» Problem details: Transcribe the listing below word for word.

» Record excerpts:
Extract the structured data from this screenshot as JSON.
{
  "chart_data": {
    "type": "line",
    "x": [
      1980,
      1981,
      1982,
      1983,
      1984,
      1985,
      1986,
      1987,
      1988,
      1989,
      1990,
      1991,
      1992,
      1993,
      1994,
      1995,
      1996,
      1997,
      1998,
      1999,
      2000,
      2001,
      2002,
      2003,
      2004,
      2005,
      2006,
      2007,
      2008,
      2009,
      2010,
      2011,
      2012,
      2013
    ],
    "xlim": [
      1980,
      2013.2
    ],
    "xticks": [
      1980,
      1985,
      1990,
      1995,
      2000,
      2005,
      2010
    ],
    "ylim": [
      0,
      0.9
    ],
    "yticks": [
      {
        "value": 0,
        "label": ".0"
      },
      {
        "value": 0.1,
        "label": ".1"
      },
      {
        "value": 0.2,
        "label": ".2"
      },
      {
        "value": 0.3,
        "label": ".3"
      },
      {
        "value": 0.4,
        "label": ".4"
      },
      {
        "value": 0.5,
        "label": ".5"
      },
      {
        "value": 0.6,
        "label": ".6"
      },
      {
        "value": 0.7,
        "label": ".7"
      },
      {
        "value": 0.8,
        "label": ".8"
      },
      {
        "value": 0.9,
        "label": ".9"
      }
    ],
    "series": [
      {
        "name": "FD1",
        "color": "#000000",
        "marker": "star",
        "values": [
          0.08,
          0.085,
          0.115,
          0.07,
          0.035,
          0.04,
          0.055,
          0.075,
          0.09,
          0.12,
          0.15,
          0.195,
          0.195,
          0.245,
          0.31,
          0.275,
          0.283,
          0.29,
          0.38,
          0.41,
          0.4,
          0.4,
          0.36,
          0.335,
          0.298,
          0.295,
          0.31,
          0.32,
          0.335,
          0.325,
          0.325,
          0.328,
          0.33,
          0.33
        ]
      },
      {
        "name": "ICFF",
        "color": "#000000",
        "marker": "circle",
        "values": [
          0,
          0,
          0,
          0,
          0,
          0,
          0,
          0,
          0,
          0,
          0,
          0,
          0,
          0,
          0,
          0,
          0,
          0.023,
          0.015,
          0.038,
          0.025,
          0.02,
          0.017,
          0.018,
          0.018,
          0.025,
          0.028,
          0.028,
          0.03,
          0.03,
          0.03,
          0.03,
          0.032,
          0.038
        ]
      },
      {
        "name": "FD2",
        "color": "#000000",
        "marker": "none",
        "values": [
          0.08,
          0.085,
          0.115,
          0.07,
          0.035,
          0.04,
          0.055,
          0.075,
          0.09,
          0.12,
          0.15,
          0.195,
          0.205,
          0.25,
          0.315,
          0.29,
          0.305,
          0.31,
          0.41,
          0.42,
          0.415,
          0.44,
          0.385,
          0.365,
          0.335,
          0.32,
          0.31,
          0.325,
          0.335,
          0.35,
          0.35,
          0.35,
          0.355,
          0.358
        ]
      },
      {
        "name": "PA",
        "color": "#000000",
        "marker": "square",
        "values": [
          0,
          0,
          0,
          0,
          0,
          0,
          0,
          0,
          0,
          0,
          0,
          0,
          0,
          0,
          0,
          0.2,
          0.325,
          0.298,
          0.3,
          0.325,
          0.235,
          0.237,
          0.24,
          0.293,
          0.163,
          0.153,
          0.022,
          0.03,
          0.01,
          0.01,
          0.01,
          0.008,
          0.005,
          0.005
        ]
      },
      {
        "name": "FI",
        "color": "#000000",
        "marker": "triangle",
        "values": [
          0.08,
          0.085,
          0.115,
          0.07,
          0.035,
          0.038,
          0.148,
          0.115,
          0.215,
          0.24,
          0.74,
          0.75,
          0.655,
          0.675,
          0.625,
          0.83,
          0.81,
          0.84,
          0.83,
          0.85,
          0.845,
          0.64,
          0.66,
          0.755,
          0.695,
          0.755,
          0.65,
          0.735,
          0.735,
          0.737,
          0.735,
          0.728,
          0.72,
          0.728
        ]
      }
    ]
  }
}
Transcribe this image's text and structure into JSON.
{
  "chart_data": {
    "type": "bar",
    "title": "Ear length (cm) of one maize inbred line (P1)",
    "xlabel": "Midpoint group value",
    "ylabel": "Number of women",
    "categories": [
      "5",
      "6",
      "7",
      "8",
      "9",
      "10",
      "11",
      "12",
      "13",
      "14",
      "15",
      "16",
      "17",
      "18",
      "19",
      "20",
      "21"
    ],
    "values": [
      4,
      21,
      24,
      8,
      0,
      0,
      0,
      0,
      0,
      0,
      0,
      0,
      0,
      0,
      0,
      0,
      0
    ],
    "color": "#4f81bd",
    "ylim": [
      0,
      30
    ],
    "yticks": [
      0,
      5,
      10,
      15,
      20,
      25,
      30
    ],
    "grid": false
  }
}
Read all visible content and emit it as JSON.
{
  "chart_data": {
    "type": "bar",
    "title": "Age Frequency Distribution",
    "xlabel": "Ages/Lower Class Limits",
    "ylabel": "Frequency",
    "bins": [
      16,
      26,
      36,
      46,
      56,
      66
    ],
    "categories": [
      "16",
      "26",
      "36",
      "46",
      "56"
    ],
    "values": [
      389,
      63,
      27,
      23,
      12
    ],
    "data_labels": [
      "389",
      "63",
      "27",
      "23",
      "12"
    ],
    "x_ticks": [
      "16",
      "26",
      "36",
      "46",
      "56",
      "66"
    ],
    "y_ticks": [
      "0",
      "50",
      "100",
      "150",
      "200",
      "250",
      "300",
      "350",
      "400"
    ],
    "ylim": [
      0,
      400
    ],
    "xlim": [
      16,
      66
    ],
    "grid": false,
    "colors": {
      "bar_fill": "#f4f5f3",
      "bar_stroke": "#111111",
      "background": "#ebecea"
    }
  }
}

» Complete answer:
Extract the structured data from this screenshot as JSON.
{
  "chart_data": {
    "type": "line",
    "x": [
      1980,
      1981,
      1982,
      1983,
      1984,
      1985,
      1986,
      1987,
      1988,
      1989,
      1990,
      1991,
      1992,
      1993,
      1994,
      1995,
      1996,
      1997,
      1998,
      1999,
      2000,
      2001,
      2002,
      2003,
      2004,
      2005,
      2006,
      2007,
      2008,
      2009,
      2010,
      2011,
      2012,
      2013
    ],
    "xlim": [
      1980,
      2013.2
    ],
    "xticks": [
      1980,
      1985,
      1990,
      1995,
      2000,
      2005,
      2010
    ],
    "ylim": [
      0,
      0.9
    ],
    "yticks": [
      {
        "value": 0,
        "label": ".0"
      },
      {
        "value": 0.1,
        "label": ".1"
      },
      {
        "value": 0.2,
        "label": ".2"
      },
      {
        "value": 0.3,
        "label": ".3"
      },
      {
        "value": 0.4,
        "label": ".4"
      },
      {
        "value": 0.5,
        "label": ".5"
      },
      {
        "value": 0.6,
        "label": ".6"
      },
      {
        "value": 0.7,
        "label": ".7"
      },
      {
        "value": 0.8,
        "label": ".8"
      },
      {
        "value": 0.9,
        "label": ".9"
      }
    ],
    "series": [
      {
        "name": "FD1",
        "color": "#000000",
        "marker": "star",
        "values": [
          0.08,
          0.085,
          0.115,
          0.07,
          0.035,
          0.04,
          0.055,
          0.075,
          0.09,
          0.12,
          0.15,
          0.195,
          0.195,
          0.245,
          0.31,
          0.275,
          0.283,
          0.29,
          0.38,
          0.41,
          0.4,
          0.4,
          0.36,
          0.335,
          0.298,
          0.295,
          0.31,
          0.32,
          0.335,
          0.325,
          0.325,
          0.328,
          0.33,
          0.33
        ]
      },
      {
        "name": "ICFF",
        "color": "#000000",
        "marker": "circle",
        "values": [
          0,
          0,
          0,
          0,
          0,
          0,
          0,
          0,
          0,
          0,
          0,
          0,
          0,
          0,
          0,
          0,
          0,
          0.023,
          0.015,
          0.038,
          0.025,
          0.02,
          0.017,
          0.018,
          0.018,
          0.025,
          0.028,
          0.028,
          0.03,
          0.03,
          0.03,
          0.03,
          0.032,
          0.038
        ]
      },
      {
        "name": "FD2",
        "color": "#000000",
        "marker": "none",
        "values": [
          0.08,
          0.085,
          0.115,
          0.07,
          0.035,
          0.04,
          0.055,
          0.075,
          0.09,
          0.12,
          0.15,
          0.195,
          0.205,
          0.25,
          0.315,
          0.29,
          0.305,
          0.31,
          0.41,
          0.42,
          0.415,
          0.44,
          0.385,
          0.365,
          0.335,
          0.32,
          0.31,
          0.325,
          0.335,
          0.35,
          0.35,
          0.35,
          0.355,
          0.358
        ]
      },
      {
        "name": "PA",
        "color": "#000000",
        "marker": "square",
        "values": [
          0,
          0,
          0,
          0,
          0,
          0,
          0,
          0,
          0,
          0,
          0,
          0,
          0,
          0,
          0,
          0.2,
          0.325,
          0.298,
          0.3,
          0.325,
          0.235,
          0.237,
          0.24,
          0.293,
          0.163,
          0.153,
          0.022,
          0.03,
          0.01,
          0.01,
          0.01,
          0.008,
          0.005,
          0.005
        ]
      },
      {
        "name": "FI",
        "color": "#000000",
        "marker": "triangle",
        "values": [
          0.08,
          0.085,
          0.115,
          0.07,
          0.035,
          0.038,
          0.148,
          0.115,
          0.215,
          0.24,
          0.74,
          0.75,
          0.655,
          0.675,
          0.625,
          0.83,
          0.81,
          0.84,
          0.83,
          0.85,
          0.845,
          0.64,
          0.66,
          0.755,
          0.695,
          0.755,
          0.65,
          0.735,
          0.735,
          0.737,
          0.735,
          0.728,
          0.72,
          0.728
        ]
      }
    ]
  }
}
Transcribe this image's text and structure into JSON.
{
  "chart_data": {
    "type": "bar",
    "title": "Ear length (cm) of one maize inbred line (P1)",
    "xlabel": "Midpoint group value",
    "ylabel": "Number of women",
    "categories": [
      "5",
      "6",
      "7",
      "8",
      "9",
      "10",
      "11",
      "12",
      "13",
      "14",
      "15",
      "16",
      "17",
      "18",
      "19",
      "20",
      "21"
    ],
    "values": [
      4,
      21,
      24,
      8,
      0,
      0,
      0,
      0,
      0,
      0,
      0,
      0,
      0,
      0,
      0,
      0,
      0
    ],
    "color": "#4f81bd",
    "ylim": [
      0,
      30
    ],
    "yticks": [
      0,
      5,
      10,
      15,
      20,
      25,
      30
    ],
    "grid": false
  }
}
Read all visible content and emit it as JSON.
{
  "chart_data": {
    "type": "bar",
    "title": "Age Frequency Distribution",
    "xlabel": "Ages/Lower Class Limits",
    "ylabel": "Frequency",
    "bins": [
      16,
      26,
      36,
      46,
      56,
      66
    ],
    "categories": [
      "16",
      "26",
      "36",
      "46",
      "56"
    ],
    "values": [
      389,
      63,
      27,
      23,
      12
    ],
    "data_labels": [
      "389",
      "63",
      "27",
      "23",
      "12"
    ],
    "x_ticks": [
      "16",
      "26",
      "36",
      "46",
      "56",
      "66"
    ],
    "y_ticks": [
      "0",
      "50",
      "100",
      "150",
      "200",
      "250",
      "300",
      "350",
      "400"
    ],
    "ylim": [
      0,
      400
    ],
    "xlim": [
      16,
      66
    ],
    "grid": false,
    "colors": {
      "bar_fill": "#f4f5f3",
      "bar_stroke": "#111111",
      "background": "#ebecea"
    }
  }
}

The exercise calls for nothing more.